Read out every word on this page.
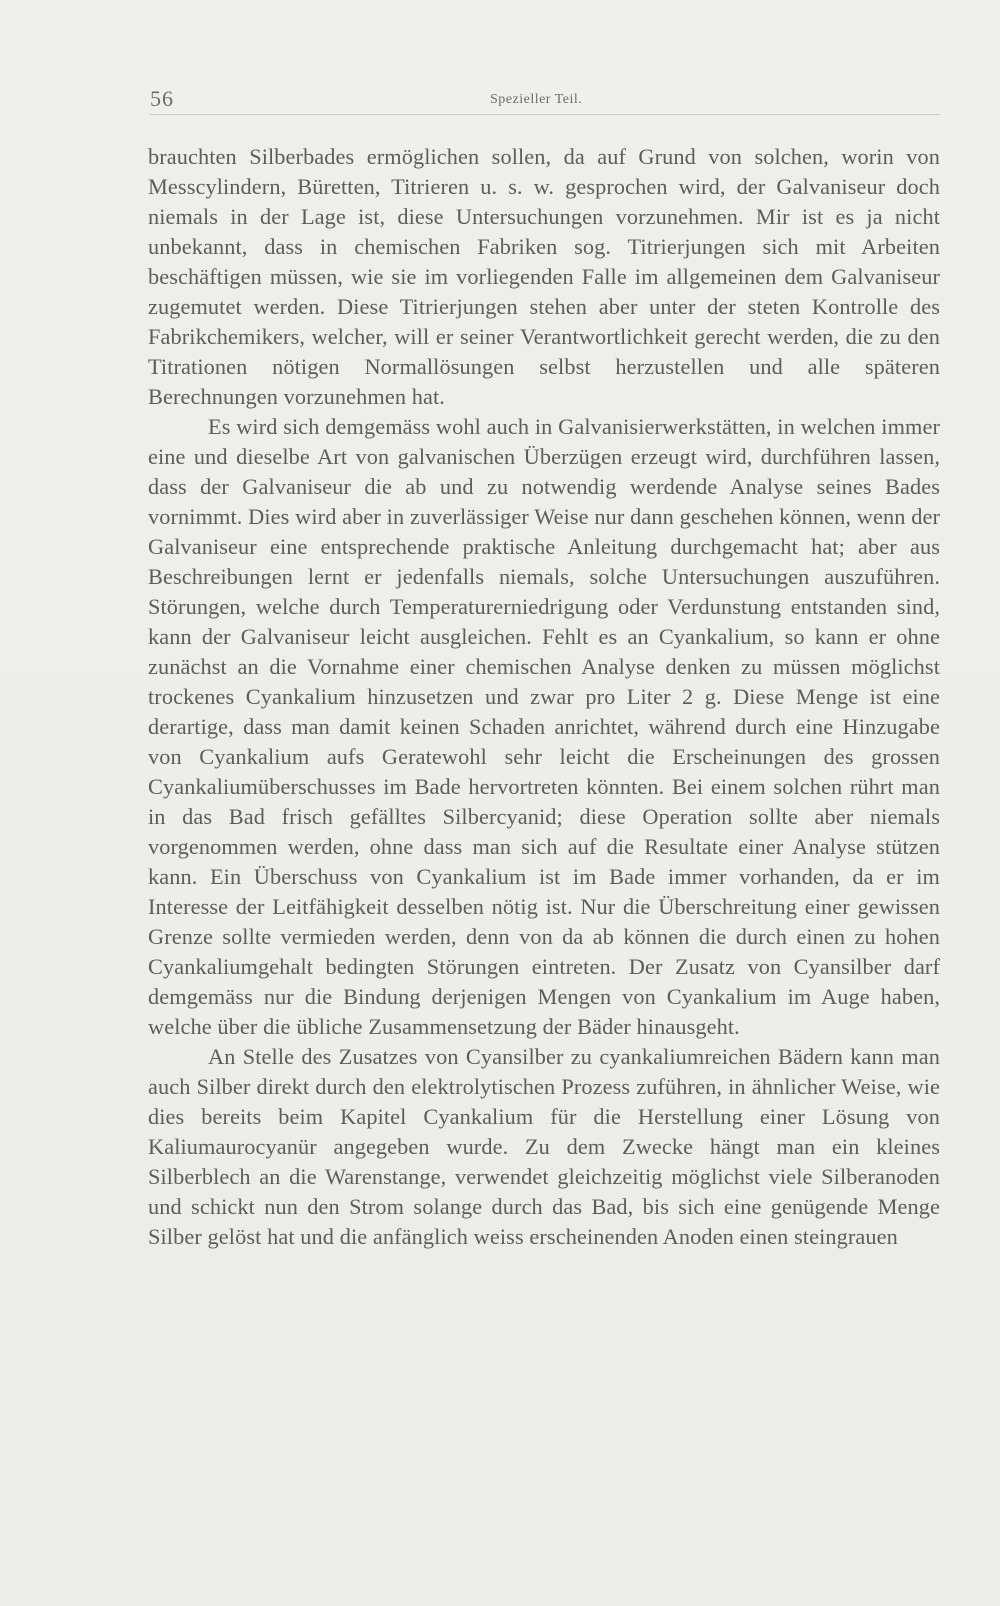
56	Spezieller Teil.

brauchten Silberbades ermöglichen sollen, da auf Grund von solchen, worin von Messcylindern, Büretten, Titrieren u. s. w. gesprochen wird, der Galvaniseur doch niemals in der Lage ist, diese Untersuchungen vorzunehmen. Mir ist es ja nicht unbekannt, dass in chemischen Fabriken sog. Titrierjungen sich mit Arbeiten beschäftigen müssen, wie sie im vorliegenden Falle im allgemeinen dem Galvaniseur zugemutet werden. Diese Titrierjungen stehen aber unter der steten Kontrolle des Fabrikchemikers, welcher, will er seiner Verantwortlichkeit gerecht werden, die zu den Titrationen nötigen Normallösungen selbst herzustellen und alle späteren Berechnungen vorzunehmen hat.

Es wird sich demgemäss wohl auch in Galvanisierwerkstätten, in welchen immer eine und dieselbe Art von galvanischen Überzügen erzeugt wird, durchführen lassen, dass der Galvaniseur die ab und zu notwendig werdende Analyse seines Bades vornimmt. Dies wird aber in zuverlässiger Weise nur dann geschehen können, wenn der Galvaniseur eine entsprechende praktische Anleitung durchgemacht hat; aber aus Beschreibungen lernt er jedenfalls niemals, solche Untersuchungen auszuführen. Störungen, welche durch Temperaturerniedrigung oder Verdunstung entstanden sind, kann der Galvaniseur leicht ausgleichen. Fehlt es an Cyankalium, so kann er ohne zunächst an die Vornahme einer chemischen Analyse denken zu müssen möglichst trockenes Cyankalium hinzusetzen und zwar pro Liter 2 g. Diese Menge ist eine derartige, dass man damit keinen Schaden anrichtet, während durch eine Hinzugabe von Cyankalium aufs Geratewohl sehr leicht die Erscheinungen des grossen Cyankaliumüberschusses im Bade hervortreten könnten. Bei einem solchen rührt man in das Bad frisch gefälltes Silbercyanid; diese Operation sollte aber niemals vorgenommen werden, ohne dass man sich auf die Resultate einer Analyse stützen kann. Ein Überschuss von Cyankalium ist im Bade immer vorhanden, da er im Interesse der Leitfähigkeit desselben nötig ist. Nur die Überschreitung einer gewissen Grenze sollte vermieden werden, denn von da ab können die durch einen zu hohen Cyankaliumgehalt bedingten Störungen eintreten. Der Zusatz von Cyansilber darf demgemäss nur die Bindung derjenigen Mengen von Cyankalium im Auge haben, welche über die übliche Zusammensetzung der Bäder hinausgeht.

An Stelle des Zusatzes von Cyansilber zu cyankaliumreichen Bädern kann man auch Silber direkt durch den elektrolytischen Prozess zuführen, in ähnlicher Weise, wie dies bereits beim Kapitel Cyankalium für die Herstellung einer Lösung von Kaliumaurocyanür angegeben wurde. Zu dem Zwecke hängt man ein kleines Silberblech an die Warenstange, verwendet gleichzeitig möglichst viele Silberanoden und schickt nun den Strom solange durch das Bad, bis sich eine genügende Menge Silber gelöst hat und die anfänglich weiss erscheinenden Anoden einen steingrauen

•••

◆ **Problem to work on**: Output the material word for word. Pictures do not go in.

◆ **Answer to the problem**:
Read out every word on this page.
56	Spezieller Teil.

brauchten Silberbades ermöglichen sollen, da auf Grund von solchen, worin von Messcylindern, Büretten, Titrieren u. s. w. gesprochen wird, der Galvaniseur doch niemals in der Lage ist, diese Untersuchungen vorzunehmen. Mir ist es ja nicht unbekannt, dass in chemischen Fabriken sog. Titrierjungen sich mit Arbeiten beschäftigen müssen, wie sie im vorliegenden Falle im allgemeinen dem Galvaniseur zugemutet werden. Diese Titrierjungen stehen aber unter der steten Kontrolle des Fabrikchemikers, welcher, will er seiner Verantwortlichkeit gerecht werden, die zu den Titrationen nötigen Normallösungen selbst herzustellen und alle späteren Berechnungen vorzunehmen hat.

Es wird sich demgemäss wohl auch in Galvanisierwerkstätten, in welchen immer eine und dieselbe Art von galvanischen Überzügen erzeugt wird, durchführen lassen, dass der Galvaniseur die ab und zu notwendig werdende Analyse seines Bades vornimmt. Dies wird aber in zuverlässiger Weise nur dann geschehen können, wenn der Galvaniseur eine entsprechende praktische Anleitung durchgemacht hat; aber aus Beschreibungen lernt er jedenfalls niemals, solche Untersuchungen auszuführen. Störungen, welche durch Temperaturerniedrigung oder Verdunstung entstanden sind, kann der Galvaniseur leicht ausgleichen. Fehlt es an Cyankalium, so kann er ohne zunächst an die Vornahme einer chemischen Analyse denken zu müssen möglichst trockenes Cyankalium hinzusetzen und zwar pro Liter 2 g. Diese Menge ist eine derartige, dass man damit keinen Schaden anrichtet, während durch eine Hinzugabe von Cyankalium aufs Geratewohl sehr leicht die Erscheinungen des grossen Cyankaliumüberschusses im Bade hervortreten könnten. Bei einem solchen rührt man in das Bad frisch gefälltes Silbercyanid; diese Operation sollte aber niemals vorgenommen werden, ohne dass man sich auf die Resultate einer Analyse stützen kann. Ein Überschuss von Cyankalium ist im Bade immer vorhanden, da er im Interesse der Leitfähigkeit desselben nötig ist. Nur die Überschreitung einer gewissen Grenze sollte vermieden werden, denn von da ab können die durch einen zu hohen Cyankaliumgehalt bedingten Störungen eintreten. Der Zusatz von Cyansilber darf demgemäss nur die Bindung derjenigen Mengen von Cyankalium im Auge haben, welche über die übliche Zusammensetzung der Bäder hinausgeht.

An Stelle des Zusatzes von Cyansilber zu cyankaliumreichen Bädern kann man auch Silber direkt durch den elektrolytischen Prozess zuführen, in ähnlicher Weise, wie dies bereits beim Kapitel Cyankalium für die Herstellung einer Lösung von Kaliumaurocyanür angegeben wurde. Zu dem Zwecke hängt man ein kleines Silberblech an die Warenstange, verwendet gleichzeitig möglichst viele Silberanoden und schickt nun den Strom solange durch das Bad, bis sich eine genügende Menge Silber gelöst hat und die anfänglich weiss erscheinenden Anoden einen steingrauen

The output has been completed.